Extracted data entries:
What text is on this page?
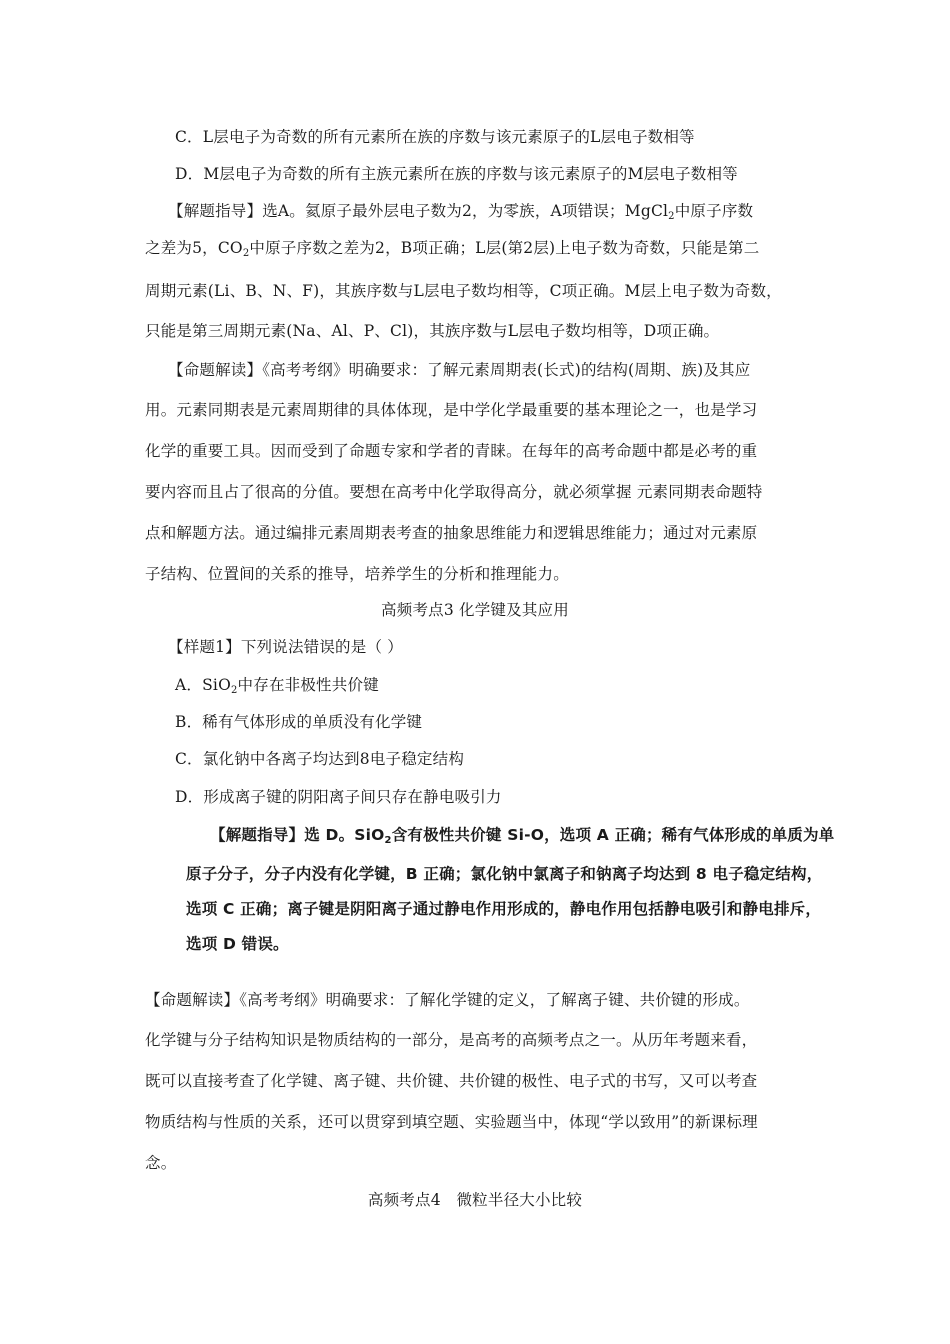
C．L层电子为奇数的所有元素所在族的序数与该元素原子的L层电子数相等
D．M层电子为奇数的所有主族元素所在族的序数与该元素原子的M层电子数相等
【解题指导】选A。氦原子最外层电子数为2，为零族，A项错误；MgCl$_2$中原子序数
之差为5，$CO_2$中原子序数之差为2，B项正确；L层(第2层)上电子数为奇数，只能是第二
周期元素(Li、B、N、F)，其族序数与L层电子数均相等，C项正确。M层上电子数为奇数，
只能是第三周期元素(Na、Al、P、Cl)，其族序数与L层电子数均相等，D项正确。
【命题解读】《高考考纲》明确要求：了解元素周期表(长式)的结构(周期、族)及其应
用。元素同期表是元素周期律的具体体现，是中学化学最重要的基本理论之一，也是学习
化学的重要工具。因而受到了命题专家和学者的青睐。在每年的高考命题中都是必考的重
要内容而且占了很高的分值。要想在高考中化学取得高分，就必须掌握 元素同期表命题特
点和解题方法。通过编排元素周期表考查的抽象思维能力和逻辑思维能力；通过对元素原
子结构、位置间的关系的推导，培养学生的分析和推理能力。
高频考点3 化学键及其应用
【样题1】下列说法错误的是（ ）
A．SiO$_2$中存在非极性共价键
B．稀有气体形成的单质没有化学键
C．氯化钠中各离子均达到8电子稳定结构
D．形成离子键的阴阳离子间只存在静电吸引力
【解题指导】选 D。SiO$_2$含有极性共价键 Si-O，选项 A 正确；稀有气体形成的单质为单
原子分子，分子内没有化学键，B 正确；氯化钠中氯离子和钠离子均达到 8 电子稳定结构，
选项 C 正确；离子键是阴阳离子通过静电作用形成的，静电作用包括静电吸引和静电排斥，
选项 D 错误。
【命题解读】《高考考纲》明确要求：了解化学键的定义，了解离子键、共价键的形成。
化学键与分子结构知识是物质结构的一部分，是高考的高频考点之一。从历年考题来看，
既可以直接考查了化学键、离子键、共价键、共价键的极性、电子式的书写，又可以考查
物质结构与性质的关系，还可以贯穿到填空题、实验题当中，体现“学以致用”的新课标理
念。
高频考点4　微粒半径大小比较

==

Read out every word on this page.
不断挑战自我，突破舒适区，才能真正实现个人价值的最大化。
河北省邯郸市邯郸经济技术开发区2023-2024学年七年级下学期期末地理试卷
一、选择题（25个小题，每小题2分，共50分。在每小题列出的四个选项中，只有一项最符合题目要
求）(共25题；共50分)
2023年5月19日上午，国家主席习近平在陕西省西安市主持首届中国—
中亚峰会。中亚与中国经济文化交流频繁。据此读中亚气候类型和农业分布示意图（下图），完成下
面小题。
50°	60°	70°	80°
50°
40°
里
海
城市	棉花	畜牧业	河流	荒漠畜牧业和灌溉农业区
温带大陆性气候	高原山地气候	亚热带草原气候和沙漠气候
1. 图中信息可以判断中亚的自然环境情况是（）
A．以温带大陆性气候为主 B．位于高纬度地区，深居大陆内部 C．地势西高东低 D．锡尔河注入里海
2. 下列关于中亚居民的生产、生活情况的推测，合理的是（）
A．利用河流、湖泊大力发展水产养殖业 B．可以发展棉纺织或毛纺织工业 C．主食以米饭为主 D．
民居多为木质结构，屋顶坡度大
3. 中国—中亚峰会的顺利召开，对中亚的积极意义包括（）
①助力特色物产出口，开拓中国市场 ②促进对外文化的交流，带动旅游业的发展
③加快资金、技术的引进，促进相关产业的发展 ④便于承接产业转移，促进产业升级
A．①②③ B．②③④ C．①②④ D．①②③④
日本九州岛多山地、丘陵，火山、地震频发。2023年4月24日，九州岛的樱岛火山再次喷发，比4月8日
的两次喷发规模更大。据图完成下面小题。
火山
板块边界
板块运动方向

> _TASK DESCRIPTION_
Search the data for "this" and list every line in which it occurs.

> _OUTPUT_
What text is on this page?
Read out every word on this page.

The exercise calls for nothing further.